BEGIN Data in this exercise

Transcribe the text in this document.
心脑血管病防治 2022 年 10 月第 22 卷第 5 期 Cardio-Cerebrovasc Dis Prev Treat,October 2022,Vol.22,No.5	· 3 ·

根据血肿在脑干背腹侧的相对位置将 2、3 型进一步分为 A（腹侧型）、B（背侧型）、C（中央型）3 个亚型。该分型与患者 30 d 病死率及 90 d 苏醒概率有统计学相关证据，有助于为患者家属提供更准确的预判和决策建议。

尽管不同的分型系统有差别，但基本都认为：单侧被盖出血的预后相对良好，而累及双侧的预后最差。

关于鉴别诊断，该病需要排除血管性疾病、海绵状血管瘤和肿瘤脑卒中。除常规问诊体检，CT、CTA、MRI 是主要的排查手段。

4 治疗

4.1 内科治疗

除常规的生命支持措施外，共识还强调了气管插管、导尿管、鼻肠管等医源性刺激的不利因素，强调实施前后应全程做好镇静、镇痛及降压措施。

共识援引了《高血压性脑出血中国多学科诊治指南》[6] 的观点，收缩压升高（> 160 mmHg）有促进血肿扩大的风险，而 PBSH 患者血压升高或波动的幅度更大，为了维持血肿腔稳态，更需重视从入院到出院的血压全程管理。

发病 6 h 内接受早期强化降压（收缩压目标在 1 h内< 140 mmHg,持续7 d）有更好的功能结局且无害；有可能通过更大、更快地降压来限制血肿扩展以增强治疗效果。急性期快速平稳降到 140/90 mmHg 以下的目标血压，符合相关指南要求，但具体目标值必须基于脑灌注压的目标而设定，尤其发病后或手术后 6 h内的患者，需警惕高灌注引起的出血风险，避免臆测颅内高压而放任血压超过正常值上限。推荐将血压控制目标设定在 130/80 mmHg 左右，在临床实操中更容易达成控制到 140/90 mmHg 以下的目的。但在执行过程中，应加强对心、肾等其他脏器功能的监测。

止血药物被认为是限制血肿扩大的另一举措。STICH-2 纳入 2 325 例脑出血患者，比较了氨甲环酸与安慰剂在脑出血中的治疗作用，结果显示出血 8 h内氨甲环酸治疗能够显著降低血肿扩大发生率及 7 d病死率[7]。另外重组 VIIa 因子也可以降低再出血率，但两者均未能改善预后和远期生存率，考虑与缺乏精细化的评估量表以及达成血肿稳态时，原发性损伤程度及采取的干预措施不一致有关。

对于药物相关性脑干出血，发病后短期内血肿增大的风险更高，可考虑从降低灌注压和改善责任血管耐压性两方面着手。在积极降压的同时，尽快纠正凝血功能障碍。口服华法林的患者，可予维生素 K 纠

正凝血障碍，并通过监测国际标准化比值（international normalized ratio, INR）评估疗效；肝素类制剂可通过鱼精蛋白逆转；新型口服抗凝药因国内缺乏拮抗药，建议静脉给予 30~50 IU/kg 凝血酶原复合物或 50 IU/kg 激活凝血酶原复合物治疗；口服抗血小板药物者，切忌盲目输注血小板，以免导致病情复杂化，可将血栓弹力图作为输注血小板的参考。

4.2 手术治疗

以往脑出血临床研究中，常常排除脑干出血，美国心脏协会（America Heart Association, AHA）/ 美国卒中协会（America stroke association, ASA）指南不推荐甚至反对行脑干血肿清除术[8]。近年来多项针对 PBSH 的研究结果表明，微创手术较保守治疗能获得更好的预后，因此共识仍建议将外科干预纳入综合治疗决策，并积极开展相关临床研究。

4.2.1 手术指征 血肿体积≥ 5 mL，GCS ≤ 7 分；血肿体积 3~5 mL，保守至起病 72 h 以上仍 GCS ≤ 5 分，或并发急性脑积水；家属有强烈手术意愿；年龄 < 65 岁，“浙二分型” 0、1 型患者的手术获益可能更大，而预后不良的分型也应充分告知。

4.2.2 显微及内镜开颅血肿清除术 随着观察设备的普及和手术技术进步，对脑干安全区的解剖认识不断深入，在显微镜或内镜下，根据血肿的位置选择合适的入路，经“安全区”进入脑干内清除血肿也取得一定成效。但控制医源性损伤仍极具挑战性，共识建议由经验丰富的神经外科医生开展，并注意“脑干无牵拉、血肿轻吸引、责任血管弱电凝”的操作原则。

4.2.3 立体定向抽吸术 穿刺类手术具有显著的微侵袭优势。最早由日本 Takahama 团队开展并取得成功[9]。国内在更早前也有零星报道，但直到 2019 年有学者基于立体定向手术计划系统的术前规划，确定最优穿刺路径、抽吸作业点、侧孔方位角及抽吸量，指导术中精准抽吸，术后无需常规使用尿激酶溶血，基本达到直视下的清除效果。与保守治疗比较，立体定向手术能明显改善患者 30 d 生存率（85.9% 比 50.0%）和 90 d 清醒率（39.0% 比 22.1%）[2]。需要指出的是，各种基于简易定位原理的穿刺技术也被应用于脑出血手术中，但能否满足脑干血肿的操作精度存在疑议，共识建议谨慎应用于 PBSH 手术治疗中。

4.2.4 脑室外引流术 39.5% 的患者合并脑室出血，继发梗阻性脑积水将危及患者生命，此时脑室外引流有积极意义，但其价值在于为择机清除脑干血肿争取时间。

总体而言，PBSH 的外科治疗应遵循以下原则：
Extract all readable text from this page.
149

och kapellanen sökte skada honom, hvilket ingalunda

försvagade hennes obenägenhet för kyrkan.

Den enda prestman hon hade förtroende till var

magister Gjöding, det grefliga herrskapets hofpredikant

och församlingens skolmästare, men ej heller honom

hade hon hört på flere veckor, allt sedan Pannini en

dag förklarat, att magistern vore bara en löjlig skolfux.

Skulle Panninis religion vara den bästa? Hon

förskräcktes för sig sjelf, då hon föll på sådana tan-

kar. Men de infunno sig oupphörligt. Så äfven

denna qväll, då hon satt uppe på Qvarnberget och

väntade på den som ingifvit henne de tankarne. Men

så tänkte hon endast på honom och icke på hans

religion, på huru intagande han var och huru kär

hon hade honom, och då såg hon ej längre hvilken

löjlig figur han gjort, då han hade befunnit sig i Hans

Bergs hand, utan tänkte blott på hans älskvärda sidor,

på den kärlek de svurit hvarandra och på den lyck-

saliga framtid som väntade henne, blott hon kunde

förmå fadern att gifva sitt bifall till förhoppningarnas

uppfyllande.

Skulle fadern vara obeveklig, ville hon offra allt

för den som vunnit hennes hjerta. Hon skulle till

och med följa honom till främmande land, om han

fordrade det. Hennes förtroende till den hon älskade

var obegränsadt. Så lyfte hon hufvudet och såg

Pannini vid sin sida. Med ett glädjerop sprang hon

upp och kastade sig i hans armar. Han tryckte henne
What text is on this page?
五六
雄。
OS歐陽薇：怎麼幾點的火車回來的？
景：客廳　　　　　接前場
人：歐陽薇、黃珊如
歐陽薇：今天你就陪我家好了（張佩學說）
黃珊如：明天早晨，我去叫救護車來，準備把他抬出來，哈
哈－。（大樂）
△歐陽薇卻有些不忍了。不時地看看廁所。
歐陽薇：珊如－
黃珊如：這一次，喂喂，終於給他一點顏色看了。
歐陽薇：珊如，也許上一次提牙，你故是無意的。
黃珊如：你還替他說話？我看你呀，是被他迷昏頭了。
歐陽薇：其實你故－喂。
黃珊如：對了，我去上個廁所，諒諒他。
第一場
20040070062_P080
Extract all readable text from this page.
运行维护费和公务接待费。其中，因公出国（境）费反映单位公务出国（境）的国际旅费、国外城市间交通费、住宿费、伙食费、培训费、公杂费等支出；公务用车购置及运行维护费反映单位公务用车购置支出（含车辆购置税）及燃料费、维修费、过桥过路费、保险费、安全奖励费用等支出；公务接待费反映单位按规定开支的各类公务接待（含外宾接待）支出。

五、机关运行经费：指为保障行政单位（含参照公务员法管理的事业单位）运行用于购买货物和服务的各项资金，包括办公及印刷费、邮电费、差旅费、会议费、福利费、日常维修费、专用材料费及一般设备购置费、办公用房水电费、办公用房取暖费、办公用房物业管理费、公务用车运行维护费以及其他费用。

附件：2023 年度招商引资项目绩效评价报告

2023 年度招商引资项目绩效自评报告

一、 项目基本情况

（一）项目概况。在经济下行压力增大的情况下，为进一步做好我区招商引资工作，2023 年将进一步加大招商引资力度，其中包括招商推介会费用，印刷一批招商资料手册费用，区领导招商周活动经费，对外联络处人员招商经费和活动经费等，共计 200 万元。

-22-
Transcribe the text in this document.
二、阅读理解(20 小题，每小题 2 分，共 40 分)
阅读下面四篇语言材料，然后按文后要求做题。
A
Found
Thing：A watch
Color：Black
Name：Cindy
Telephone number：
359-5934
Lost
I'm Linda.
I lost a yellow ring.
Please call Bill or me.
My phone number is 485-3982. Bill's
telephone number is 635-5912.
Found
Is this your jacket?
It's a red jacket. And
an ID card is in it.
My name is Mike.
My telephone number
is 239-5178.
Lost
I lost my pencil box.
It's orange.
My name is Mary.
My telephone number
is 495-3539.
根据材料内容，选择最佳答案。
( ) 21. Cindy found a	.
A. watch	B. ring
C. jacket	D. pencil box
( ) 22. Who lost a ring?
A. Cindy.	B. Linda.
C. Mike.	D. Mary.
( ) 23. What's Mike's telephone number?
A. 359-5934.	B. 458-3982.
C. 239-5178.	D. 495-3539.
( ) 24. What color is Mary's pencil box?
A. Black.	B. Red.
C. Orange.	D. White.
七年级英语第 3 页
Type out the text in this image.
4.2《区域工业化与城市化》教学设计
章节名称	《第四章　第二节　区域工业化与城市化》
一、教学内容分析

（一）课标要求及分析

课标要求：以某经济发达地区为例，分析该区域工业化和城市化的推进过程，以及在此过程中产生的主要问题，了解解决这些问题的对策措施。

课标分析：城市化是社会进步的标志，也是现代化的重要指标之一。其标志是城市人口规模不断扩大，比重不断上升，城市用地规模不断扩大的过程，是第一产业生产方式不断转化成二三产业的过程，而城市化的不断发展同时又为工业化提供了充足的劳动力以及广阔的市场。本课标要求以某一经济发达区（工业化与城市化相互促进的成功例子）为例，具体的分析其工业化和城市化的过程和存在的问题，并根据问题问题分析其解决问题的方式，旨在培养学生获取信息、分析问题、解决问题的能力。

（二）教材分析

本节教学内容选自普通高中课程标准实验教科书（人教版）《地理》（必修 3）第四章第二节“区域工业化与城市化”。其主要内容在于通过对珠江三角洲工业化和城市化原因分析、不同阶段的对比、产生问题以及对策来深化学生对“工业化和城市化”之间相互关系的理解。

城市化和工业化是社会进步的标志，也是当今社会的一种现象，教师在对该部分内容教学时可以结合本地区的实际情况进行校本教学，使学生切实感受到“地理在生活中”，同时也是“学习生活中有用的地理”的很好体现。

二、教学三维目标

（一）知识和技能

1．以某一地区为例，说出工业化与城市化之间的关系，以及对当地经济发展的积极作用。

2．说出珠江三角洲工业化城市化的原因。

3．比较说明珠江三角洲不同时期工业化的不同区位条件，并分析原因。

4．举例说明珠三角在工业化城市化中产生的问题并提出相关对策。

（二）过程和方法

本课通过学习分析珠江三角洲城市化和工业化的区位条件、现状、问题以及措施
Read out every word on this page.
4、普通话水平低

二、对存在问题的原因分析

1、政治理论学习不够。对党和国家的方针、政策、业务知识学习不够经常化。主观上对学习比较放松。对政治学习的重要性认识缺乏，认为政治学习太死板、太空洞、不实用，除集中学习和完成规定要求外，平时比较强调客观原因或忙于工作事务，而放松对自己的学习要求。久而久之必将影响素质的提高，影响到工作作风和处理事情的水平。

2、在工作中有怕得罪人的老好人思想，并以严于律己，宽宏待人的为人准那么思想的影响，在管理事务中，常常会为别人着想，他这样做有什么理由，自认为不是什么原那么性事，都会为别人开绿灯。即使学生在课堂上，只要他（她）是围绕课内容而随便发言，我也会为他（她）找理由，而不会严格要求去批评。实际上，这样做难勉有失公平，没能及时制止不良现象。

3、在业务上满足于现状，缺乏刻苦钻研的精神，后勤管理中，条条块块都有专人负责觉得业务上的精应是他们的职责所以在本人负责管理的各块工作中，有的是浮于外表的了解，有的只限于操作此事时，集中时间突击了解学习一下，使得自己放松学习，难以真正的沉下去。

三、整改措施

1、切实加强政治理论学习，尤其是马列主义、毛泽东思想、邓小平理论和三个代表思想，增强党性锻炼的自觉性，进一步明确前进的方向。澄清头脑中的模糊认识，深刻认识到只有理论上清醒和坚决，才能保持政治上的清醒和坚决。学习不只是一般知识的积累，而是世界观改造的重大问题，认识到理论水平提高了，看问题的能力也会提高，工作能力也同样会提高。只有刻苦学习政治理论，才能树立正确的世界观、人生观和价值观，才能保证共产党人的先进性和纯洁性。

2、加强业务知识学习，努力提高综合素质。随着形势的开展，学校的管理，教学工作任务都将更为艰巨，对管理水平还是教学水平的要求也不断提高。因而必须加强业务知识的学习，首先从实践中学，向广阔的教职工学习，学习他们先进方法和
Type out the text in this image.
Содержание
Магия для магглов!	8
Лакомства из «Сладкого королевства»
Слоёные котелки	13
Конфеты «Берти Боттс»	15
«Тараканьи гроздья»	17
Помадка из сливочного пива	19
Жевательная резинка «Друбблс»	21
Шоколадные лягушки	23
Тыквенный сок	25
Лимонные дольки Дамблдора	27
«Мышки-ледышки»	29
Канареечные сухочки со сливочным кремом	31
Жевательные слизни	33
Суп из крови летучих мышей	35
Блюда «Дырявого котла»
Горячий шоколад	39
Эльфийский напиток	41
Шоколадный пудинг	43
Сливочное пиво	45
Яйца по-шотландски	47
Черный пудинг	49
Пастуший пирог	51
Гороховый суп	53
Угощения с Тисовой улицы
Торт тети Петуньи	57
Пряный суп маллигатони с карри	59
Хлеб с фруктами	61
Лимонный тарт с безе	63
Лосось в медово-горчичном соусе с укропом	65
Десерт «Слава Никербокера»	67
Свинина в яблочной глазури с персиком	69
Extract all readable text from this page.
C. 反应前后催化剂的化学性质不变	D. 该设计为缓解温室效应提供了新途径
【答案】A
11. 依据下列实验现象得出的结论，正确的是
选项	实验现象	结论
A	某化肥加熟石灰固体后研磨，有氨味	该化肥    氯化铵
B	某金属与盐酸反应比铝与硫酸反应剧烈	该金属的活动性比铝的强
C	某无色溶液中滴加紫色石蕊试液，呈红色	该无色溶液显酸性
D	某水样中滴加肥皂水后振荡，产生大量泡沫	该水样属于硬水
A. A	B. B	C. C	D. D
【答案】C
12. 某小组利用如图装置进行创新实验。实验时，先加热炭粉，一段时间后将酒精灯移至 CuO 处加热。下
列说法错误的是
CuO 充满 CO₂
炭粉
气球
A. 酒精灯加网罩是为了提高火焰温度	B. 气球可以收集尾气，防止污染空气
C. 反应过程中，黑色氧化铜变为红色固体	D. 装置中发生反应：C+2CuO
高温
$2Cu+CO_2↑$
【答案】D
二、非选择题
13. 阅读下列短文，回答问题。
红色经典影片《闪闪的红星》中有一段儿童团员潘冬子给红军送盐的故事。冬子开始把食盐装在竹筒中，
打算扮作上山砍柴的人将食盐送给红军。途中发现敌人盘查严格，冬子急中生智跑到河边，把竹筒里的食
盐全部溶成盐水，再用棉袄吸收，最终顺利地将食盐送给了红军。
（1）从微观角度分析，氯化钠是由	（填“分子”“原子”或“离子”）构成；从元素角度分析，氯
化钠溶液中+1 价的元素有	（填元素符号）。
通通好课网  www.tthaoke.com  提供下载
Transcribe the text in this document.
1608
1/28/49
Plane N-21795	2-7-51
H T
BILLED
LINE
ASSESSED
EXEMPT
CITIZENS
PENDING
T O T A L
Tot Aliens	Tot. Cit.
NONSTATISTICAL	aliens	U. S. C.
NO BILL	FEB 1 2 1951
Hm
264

END Data in this exercise

Your goal –
From the records above, copy every line that holds the word "Cindy".

Full output –
Name：Cindy
( ) 21. Cindy found a	.
A. Cindy.	B. Linda.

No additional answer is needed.